SHORT EXERCISE. Pull out every line from the listing that has the word "Signé".

EXTRACTED ENTRIES.
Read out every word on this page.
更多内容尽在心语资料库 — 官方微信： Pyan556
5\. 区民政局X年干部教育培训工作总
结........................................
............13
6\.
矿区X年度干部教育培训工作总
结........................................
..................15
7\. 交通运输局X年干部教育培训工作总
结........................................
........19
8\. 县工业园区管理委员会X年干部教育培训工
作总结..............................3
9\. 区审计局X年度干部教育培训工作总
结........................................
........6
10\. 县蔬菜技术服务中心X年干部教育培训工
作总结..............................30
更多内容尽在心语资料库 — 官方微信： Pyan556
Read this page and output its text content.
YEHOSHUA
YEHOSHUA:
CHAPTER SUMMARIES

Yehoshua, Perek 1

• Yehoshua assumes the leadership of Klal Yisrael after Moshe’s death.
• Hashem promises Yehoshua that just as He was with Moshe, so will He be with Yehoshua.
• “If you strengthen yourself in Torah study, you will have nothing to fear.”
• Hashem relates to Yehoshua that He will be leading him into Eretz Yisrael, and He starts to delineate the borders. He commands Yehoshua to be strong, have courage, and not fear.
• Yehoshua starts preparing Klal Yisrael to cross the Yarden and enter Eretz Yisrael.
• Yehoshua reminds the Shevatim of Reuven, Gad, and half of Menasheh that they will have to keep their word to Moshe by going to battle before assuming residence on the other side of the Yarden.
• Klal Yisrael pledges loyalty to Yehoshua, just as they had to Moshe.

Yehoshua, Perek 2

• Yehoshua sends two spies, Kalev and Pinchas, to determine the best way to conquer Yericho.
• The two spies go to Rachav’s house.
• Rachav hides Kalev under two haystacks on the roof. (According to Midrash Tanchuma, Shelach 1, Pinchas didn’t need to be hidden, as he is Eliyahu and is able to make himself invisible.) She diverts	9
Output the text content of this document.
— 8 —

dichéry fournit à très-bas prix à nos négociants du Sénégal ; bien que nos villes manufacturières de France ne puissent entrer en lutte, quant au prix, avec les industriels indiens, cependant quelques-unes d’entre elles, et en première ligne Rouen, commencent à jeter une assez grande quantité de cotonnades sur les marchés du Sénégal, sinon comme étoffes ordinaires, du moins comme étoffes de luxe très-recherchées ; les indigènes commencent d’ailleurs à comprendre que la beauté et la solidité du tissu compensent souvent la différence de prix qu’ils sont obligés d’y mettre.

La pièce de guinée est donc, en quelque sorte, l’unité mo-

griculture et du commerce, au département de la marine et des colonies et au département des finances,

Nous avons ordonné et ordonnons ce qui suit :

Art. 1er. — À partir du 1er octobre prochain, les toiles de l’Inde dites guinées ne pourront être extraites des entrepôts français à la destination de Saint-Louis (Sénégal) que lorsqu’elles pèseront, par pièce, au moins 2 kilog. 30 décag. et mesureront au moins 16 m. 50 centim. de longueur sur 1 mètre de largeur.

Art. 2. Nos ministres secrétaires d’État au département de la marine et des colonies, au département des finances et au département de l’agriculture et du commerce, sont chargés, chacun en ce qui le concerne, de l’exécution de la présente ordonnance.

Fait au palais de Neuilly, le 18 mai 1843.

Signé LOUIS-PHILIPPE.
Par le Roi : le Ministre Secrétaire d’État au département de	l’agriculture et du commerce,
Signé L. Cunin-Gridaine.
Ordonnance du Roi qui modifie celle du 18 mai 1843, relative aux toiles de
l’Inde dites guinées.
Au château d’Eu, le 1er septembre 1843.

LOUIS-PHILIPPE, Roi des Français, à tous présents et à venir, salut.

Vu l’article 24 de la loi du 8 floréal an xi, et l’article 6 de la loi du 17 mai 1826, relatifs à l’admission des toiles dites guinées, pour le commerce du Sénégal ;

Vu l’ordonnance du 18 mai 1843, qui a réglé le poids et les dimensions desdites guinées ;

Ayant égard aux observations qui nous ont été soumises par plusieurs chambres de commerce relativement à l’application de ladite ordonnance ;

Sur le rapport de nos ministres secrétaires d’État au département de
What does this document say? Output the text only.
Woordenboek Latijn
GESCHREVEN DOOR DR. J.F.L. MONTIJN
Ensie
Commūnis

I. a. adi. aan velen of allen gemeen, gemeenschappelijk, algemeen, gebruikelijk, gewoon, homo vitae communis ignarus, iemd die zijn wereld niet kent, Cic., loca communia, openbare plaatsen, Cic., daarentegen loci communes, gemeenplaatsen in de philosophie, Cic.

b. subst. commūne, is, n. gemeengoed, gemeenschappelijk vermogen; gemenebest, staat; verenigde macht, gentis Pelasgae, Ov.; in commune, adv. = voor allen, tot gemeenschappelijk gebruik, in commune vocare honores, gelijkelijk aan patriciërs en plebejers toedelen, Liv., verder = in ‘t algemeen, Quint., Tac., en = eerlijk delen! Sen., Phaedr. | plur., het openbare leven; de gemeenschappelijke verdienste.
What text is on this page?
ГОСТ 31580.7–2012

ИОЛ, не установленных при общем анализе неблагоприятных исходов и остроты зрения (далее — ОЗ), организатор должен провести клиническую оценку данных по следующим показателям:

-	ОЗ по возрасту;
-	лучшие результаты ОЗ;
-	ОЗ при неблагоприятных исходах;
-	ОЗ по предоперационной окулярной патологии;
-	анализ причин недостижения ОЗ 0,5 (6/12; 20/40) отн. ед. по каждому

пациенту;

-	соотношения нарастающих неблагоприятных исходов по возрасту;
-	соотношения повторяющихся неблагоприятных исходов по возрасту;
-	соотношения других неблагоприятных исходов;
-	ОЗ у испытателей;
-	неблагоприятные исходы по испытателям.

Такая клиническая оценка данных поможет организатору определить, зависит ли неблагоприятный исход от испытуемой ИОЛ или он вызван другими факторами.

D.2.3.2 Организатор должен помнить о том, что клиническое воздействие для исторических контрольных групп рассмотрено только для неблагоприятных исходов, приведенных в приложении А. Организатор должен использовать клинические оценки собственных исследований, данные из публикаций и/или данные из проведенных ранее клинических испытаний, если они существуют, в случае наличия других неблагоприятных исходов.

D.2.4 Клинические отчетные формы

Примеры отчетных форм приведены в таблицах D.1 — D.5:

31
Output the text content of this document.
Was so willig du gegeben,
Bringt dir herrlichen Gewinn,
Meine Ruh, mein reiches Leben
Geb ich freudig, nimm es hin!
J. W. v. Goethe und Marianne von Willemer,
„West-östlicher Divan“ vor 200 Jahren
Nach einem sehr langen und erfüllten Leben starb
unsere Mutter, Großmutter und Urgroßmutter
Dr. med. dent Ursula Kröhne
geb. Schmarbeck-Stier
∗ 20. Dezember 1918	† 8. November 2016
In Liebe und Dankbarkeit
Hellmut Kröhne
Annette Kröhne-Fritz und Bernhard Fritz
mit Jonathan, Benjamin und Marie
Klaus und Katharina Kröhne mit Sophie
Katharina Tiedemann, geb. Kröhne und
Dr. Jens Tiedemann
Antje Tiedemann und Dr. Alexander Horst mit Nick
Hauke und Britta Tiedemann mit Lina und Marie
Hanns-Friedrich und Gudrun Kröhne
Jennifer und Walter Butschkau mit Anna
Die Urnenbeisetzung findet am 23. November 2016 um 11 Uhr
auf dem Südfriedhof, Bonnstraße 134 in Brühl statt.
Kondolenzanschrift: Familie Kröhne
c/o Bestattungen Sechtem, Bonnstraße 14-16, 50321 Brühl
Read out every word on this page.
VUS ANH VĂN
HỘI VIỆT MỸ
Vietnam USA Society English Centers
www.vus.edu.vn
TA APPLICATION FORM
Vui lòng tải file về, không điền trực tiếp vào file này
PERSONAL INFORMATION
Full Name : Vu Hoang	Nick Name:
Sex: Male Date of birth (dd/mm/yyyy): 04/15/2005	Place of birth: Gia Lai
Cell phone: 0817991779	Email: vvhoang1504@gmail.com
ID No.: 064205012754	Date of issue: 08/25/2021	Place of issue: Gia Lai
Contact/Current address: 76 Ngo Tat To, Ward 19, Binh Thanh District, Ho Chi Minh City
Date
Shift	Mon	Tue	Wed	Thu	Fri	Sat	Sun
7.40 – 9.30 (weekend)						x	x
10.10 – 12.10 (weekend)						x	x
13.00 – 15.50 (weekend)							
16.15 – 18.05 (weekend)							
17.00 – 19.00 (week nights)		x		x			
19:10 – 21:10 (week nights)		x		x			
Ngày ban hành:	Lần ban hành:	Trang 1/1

WRITTEN SOLUTION.
Signé LOUIS-PHILIPPE.
Signé L. Cunin-Gridaine.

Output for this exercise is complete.